**** Data for processing

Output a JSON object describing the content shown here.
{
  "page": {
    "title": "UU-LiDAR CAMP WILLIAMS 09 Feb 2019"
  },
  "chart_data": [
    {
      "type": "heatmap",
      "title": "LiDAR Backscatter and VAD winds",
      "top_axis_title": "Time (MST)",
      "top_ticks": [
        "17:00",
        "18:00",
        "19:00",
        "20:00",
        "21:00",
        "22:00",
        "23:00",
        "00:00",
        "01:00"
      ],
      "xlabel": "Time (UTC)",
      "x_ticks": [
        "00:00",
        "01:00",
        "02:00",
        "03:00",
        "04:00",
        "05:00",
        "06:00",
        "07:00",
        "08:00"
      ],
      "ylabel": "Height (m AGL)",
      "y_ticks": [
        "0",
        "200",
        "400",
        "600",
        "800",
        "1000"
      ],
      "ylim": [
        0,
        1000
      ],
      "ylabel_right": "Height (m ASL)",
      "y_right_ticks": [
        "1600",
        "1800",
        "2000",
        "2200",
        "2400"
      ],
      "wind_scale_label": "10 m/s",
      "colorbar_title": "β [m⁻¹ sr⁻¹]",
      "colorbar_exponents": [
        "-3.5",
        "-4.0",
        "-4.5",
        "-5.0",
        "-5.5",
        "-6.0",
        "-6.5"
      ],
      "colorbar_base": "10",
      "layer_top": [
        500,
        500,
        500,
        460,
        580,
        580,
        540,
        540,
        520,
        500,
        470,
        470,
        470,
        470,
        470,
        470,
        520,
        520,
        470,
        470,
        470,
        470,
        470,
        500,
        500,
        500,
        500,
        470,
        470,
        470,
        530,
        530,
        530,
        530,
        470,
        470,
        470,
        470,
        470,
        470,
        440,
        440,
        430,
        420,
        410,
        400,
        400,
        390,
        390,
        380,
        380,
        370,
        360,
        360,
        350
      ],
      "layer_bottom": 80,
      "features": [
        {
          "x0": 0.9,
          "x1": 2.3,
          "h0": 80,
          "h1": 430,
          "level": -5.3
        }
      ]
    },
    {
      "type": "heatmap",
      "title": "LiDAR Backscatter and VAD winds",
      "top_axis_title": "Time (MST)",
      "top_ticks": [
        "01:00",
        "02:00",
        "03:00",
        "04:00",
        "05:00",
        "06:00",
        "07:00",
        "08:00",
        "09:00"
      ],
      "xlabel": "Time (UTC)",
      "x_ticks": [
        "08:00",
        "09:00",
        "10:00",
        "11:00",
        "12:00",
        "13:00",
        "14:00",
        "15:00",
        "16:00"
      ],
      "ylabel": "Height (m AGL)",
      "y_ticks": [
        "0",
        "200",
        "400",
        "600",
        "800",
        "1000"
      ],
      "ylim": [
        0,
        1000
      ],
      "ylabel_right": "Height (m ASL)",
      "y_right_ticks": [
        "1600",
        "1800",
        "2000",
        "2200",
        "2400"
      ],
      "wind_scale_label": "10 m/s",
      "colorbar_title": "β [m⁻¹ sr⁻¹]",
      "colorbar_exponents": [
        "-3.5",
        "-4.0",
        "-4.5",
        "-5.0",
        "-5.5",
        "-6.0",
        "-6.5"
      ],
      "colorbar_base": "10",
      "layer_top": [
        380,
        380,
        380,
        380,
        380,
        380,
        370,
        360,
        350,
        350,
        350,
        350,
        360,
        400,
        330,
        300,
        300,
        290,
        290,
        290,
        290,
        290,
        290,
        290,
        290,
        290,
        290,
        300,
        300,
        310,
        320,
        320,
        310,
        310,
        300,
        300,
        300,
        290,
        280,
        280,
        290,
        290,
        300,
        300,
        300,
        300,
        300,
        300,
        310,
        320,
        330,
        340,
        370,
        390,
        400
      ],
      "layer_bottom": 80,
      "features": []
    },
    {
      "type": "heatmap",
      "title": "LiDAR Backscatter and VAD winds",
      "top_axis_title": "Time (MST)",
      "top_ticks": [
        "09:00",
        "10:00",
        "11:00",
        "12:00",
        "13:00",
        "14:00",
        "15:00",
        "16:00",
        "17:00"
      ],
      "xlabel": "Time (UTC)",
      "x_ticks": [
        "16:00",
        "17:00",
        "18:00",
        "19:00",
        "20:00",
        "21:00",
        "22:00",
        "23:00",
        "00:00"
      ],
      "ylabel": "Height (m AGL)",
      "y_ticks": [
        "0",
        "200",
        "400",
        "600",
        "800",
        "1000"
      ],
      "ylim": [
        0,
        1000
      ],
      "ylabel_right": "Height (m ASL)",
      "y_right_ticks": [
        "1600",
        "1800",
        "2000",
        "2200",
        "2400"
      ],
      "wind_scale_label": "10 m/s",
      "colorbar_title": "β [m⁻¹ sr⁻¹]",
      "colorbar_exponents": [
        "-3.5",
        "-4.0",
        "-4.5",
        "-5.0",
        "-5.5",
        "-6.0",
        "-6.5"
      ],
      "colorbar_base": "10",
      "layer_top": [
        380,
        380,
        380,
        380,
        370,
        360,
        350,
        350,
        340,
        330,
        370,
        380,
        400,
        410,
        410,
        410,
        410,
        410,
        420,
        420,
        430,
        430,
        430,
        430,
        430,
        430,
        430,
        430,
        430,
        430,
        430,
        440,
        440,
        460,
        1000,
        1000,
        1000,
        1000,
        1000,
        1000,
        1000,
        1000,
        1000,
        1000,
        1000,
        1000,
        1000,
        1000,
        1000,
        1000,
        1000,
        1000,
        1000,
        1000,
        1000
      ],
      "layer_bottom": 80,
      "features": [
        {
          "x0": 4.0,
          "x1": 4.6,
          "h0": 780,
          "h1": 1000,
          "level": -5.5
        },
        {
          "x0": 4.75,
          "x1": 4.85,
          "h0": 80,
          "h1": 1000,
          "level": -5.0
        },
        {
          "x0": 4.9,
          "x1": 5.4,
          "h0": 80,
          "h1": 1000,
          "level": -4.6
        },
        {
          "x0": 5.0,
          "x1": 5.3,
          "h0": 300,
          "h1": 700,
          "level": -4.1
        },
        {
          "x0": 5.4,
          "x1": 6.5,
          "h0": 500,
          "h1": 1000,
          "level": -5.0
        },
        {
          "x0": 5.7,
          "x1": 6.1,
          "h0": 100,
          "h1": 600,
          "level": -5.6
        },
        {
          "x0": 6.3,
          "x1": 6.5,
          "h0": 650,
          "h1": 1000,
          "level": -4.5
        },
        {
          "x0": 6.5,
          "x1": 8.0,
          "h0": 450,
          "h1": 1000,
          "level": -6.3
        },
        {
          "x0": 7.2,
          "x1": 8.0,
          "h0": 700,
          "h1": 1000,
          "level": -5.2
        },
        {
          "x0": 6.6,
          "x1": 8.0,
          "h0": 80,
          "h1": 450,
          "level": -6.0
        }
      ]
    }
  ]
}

********

> _What you will do_
Copy the records above exactly.

> _Answer to this task_
Output a JSON object describing the content shown here.
{
  "page": {
    "title": "UU-LiDAR CAMP WILLIAMS 09 Feb 2019"
  },
  "chart_data": [
    {
      "type": "heatmap",
      "title": "LiDAR Backscatter and VAD winds",
      "top_axis_title": "Time (MST)",
      "top_ticks": [
        "17:00",
        "18:00",
        "19:00",
        "20:00",
        "21:00",
        "22:00",
        "23:00",
        "00:00",
        "01:00"
      ],
      "xlabel": "Time (UTC)",
      "x_ticks": [
        "00:00",
        "01:00",
        "02:00",
        "03:00",
        "04:00",
        "05:00",
        "06:00",
        "07:00",
        "08:00"
      ],
      "ylabel": "Height (m AGL)",
      "y_ticks": [
        "0",
        "200",
        "400",
        "600",
        "800",
        "1000"
      ],
      "ylim": [
        0,
        1000
      ],
      "ylabel_right": "Height (m ASL)",
      "y_right_ticks": [
        "1600",
        "1800",
        "2000",
        "2200",
        "2400"
      ],
      "wind_scale_label": "10 m/s",
      "colorbar_title": "β [m⁻¹ sr⁻¹]",
      "colorbar_exponents": [
        "-3.5",
        "-4.0",
        "-4.5",
        "-5.0",
        "-5.5",
        "-6.0",
        "-6.5"
      ],
      "colorbar_base": "10",
      "layer_top": [
        500,
        500,
        500,
        460,
        580,
        580,
        540,
        540,
        520,
        500,
        470,
        470,
        470,
        470,
        470,
        470,
        520,
        520,
        470,
        470,
        470,
        470,
        470,
        500,
        500,
        500,
        500,
        470,
        470,
        470,
        530,
        530,
        530,
        530,
        470,
        470,
        470,
        470,
        470,
        470,
        440,
        440,
        430,
        420,
        410,
        400,
        400,
        390,
        390,
        380,
        380,
        370,
        360,
        360,
        350
      ],
      "layer_bottom": 80,
      "features": [
        {
          "x0": 0.9,
          "x1": 2.3,
          "h0": 80,
          "h1": 430,
          "level": -5.3
        }
      ]
    },
    {
      "type": "heatmap",
      "title": "LiDAR Backscatter and VAD winds",
      "top_axis_title": "Time (MST)",
      "top_ticks": [
        "01:00",
        "02:00",
        "03:00",
        "04:00",
        "05:00",
        "06:00",
        "07:00",
        "08:00",
        "09:00"
      ],
      "xlabel": "Time (UTC)",
      "x_ticks": [
        "08:00",
        "09:00",
        "10:00",
        "11:00",
        "12:00",
        "13:00",
        "14:00",
        "15:00",
        "16:00"
      ],
      "ylabel": "Height (m AGL)",
      "y_ticks": [
        "0",
        "200",
        "400",
        "600",
        "800",
        "1000"
      ],
      "ylim": [
        0,
        1000
      ],
      "ylabel_right": "Height (m ASL)",
      "y_right_ticks": [
        "1600",
        "1800",
        "2000",
        "2200",
        "2400"
      ],
      "wind_scale_label": "10 m/s",
      "colorbar_title": "β [m⁻¹ sr⁻¹]",
      "colorbar_exponents": [
        "-3.5",
        "-4.0",
        "-4.5",
        "-5.0",
        "-5.5",
        "-6.0",
        "-6.5"
      ],
      "colorbar_base": "10",
      "layer_top": [
        380,
        380,
        380,
        380,
        380,
        380,
        370,
        360,
        350,
        350,
        350,
        350,
        360,
        400,
        330,
        300,
        300,
        290,
        290,
        290,
        290,
        290,
        290,
        290,
        290,
        290,
        290,
        300,
        300,
        310,
        320,
        320,
        310,
        310,
        300,
        300,
        300,
        290,
        280,
        280,
        290,
        290,
        300,
        300,
        300,
        300,
        300,
        300,
        310,
        320,
        330,
        340,
        370,
        390,
        400
      ],
      "layer_bottom": 80,
      "features": []
    },
    {
      "type": "heatmap",
      "title": "LiDAR Backscatter and VAD winds",
      "top_axis_title": "Time (MST)",
      "top_ticks": [
        "09:00",
        "10:00",
        "11:00",
        "12:00",
        "13:00",
        "14:00",
        "15:00",
        "16:00",
        "17:00"
      ],
      "xlabel": "Time (UTC)",
      "x_ticks": [
        "16:00",
        "17:00",
        "18:00",
        "19:00",
        "20:00",
        "21:00",
        "22:00",
        "23:00",
        "00:00"
      ],
      "ylabel": "Height (m AGL)",
      "y_ticks": [
        "0",
        "200",
        "400",
        "600",
        "800",
        "1000"
      ],
      "ylim": [
        0,
        1000
      ],
      "ylabel_right": "Height (m ASL)",
      "y_right_ticks": [
        "1600",
        "1800",
        "2000",
        "2200",
        "2400"
      ],
      "wind_scale_label": "10 m/s",
      "colorbar_title": "β [m⁻¹ sr⁻¹]",
      "colorbar_exponents": [
        "-3.5",
        "-4.0",
        "-4.5",
        "-5.0",
        "-5.5",
        "-6.0",
        "-6.5"
      ],
      "colorbar_base": "10",
      "layer_top": [
        380,
        380,
        380,
        380,
        370,
        360,
        350,
        350,
        340,
        330,
        370,
        380,
        400,
        410,
        410,
        410,
        410,
        410,
        420,
        420,
        430,
        430,
        430,
        430,
        430,
        430,
        430,
        430,
        430,
        430,
        430,
        440,
        440,
        460,
        1000,
        1000,
        1000,
        1000,
        1000,
        1000,
        1000,
        1000,
        1000,
        1000,
        1000,
        1000,
        1000,
        1000,
        1000,
        1000,
        1000,
        1000,
        1000,
        1000,
        1000
      ],
      "layer_bottom": 80,
      "features": [
        {
          "x0": 4.0,
          "x1": 4.6,
          "h0": 780,
          "h1": 1000,
          "level": -5.5
        },
        {
          "x0": 4.75,
          "x1": 4.85,
          "h0": 80,
          "h1": 1000,
          "level": -5.0
        },
        {
          "x0": 4.9,
          "x1": 5.4,
          "h0": 80,
          "h1": 1000,
          "level": -4.6
        },
        {
          "x0": 5.0,
          "x1": 5.3,
          "h0": 300,
          "h1": 700,
          "level": -4.1
        },
        {
          "x0": 5.4,
          "x1": 6.5,
          "h0": 500,
          "h1": 1000,
          "level": -5.0
        },
        {
          "x0": 5.7,
          "x1": 6.1,
          "h0": 100,
          "h1": 600,
          "level": -5.6
        },
        {
          "x0": 6.3,
          "x1": 6.5,
          "h0": 650,
          "h1": 1000,
          "level": -4.5
        },
        {
          "x0": 6.5,
          "x1": 8.0,
          "h0": 450,
          "h1": 1000,
          "level": -6.3
        },
        {
          "x0": 7.2,
          "x1": 8.0,
          "h0": 700,
          "h1": 1000,
          "level": -5.2
        },
        {
          "x0": 6.6,
          "x1": 8.0,
          "h0": 80,
          "h1": 450,
          "level": -6.0
        }
      ]
    }
  ]
}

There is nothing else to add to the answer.